● GIVEN PROBLEM
In this exercise, return the whole listing exactly, excluding any images.

════════════════

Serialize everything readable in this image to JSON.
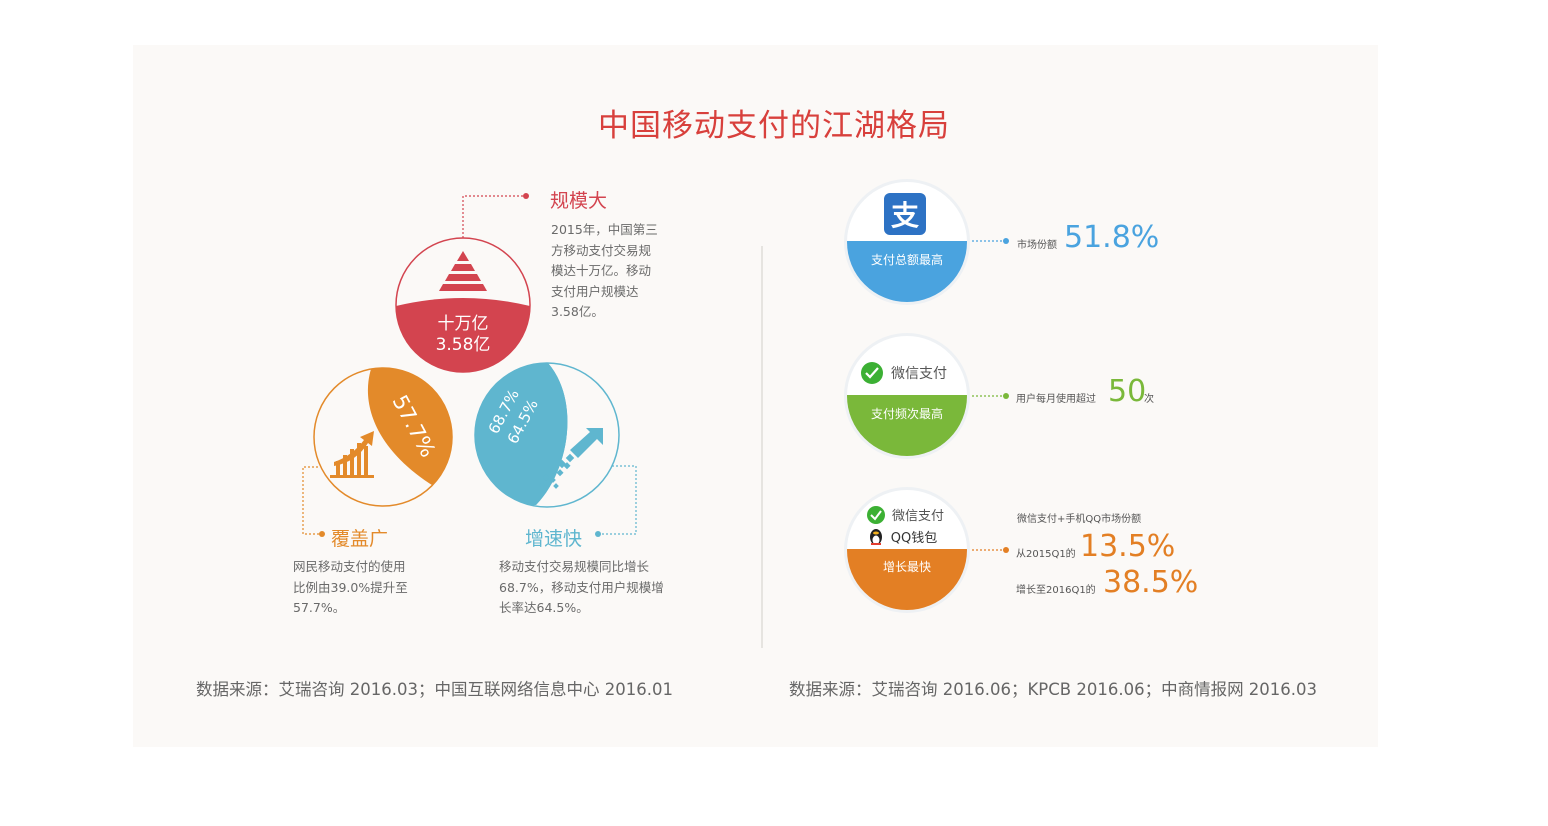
{
  "title": "中国移动支付的江湖格局",
  "left": {
    "scale": {
      "heading": "规模大",
      "desc": [
        "2015年，中国第三",
        "方移动支付交易规",
        "模达十万亿。移动",
        "支付用户规模达",
        "3.58亿。"
      ],
      "circle_line1": "十万亿",
      "circle_line2": "3.58亿"
    },
    "coverage": {
      "heading": "覆盖广",
      "desc": [
        "网民移动支付的使用",
        "比例由39.0%提升至",
        "57.7%。"
      ],
      "circle_value": "57.7%"
    },
    "growth": {
      "heading": "增速快",
      "desc": [
        "移动支付交易规模同比增长",
        "68.7%，移动支付用户规模增",
        "长率达64.5%。"
      ],
      "circle_value1": "68.7%",
      "circle_value2": "64.5%"
    },
    "source": "数据来源：艾瑞咨询 2016.03；中国互联网络信息中心 2016.01"
  },
  "right": {
    "alipay": {
      "band": "支付总额最高",
      "label": "市场份额",
      "value": "51.8%",
      "icon_char": "支"
    },
    "wechat": {
      "brand": "微信支付",
      "band": "支付频次最高",
      "label": "用户每月使用超过",
      "value": "50",
      "unit": "次"
    },
    "combo": {
      "brand1": "微信支付",
      "brand2": "QQ钱包",
      "band": "增长最快",
      "header": "微信支付+手机QQ市场份额",
      "from_label": "从2015Q1的",
      "from_value": "13.5%",
      "to_label": "增长至2016Q1的",
      "to_value": "38.5%"
    },
    "source": "数据来源：艾瑞咨询 2016.06；KPCB  2016.06；中商情报网 2016.03"
  },
  "colors": {
    "title": "#d8403c",
    "red": "#d3444f",
    "orange": "#e38a2a",
    "teal": "#5fb6cf",
    "blue": "#4aa3df",
    "green": "#7ab83a",
    "dark_orange": "#e37f24"
  }
}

════════════════

● WRITTEN SOLUTION
Serialize everything readable in this image to JSON.
{
  "title": "中国移动支付的江湖格局",
  "left": {
    "scale": {
      "heading": "规模大",
      "desc": [
        "2015年，中国第三",
        "方移动支付交易规",
        "模达十万亿。移动",
        "支付用户规模达",
        "3.58亿。"
      ],
      "circle_line1": "十万亿",
      "circle_line2": "3.58亿"
    },
    "coverage": {
      "heading": "覆盖广",
      "desc": [
        "网民移动支付的使用",
        "比例由39.0%提升至",
        "57.7%。"
      ],
      "circle_value": "57.7%"
    },
    "growth": {
      "heading": "增速快",
      "desc": [
        "移动支付交易规模同比增长",
        "68.7%，移动支付用户规模增",
        "长率达64.5%。"
      ],
      "circle_value1": "68.7%",
      "circle_value2": "64.5%"
    },
    "source": "数据来源：艾瑞咨询 2016.03；中国互联网络信息中心 2016.01"
  },
  "right": {
    "alipay": {
      "band": "支付总额最高",
      "label": "市场份额",
      "value": "51.8%",
      "icon_char": "支"
    },
    "wechat": {
      "brand": "微信支付",
      "band": "支付频次最高",
      "label": "用户每月使用超过",
      "value": "50",
      "unit": "次"
    },
    "combo": {
      "brand1": "微信支付",
      "brand2": "QQ钱包",
      "band": "增长最快",
      "header": "微信支付+手机QQ市场份额",
      "from_label": "从2015Q1的",
      "from_value": "13.5%",
      "to_label": "增长至2016Q1的",
      "to_value": "38.5%"
    },
    "source": "数据来源：艾瑞咨询 2016.06；KPCB  2016.06；中商情报网 2016.03"
  },
  "colors": {
    "title": "#d8403c",
    "red": "#d3444f",
    "orange": "#e38a2a",
    "teal": "#5fb6cf",
    "blue": "#4aa3df",
    "green": "#7ab83a",
    "dark_orange": "#e37f24"
  }
}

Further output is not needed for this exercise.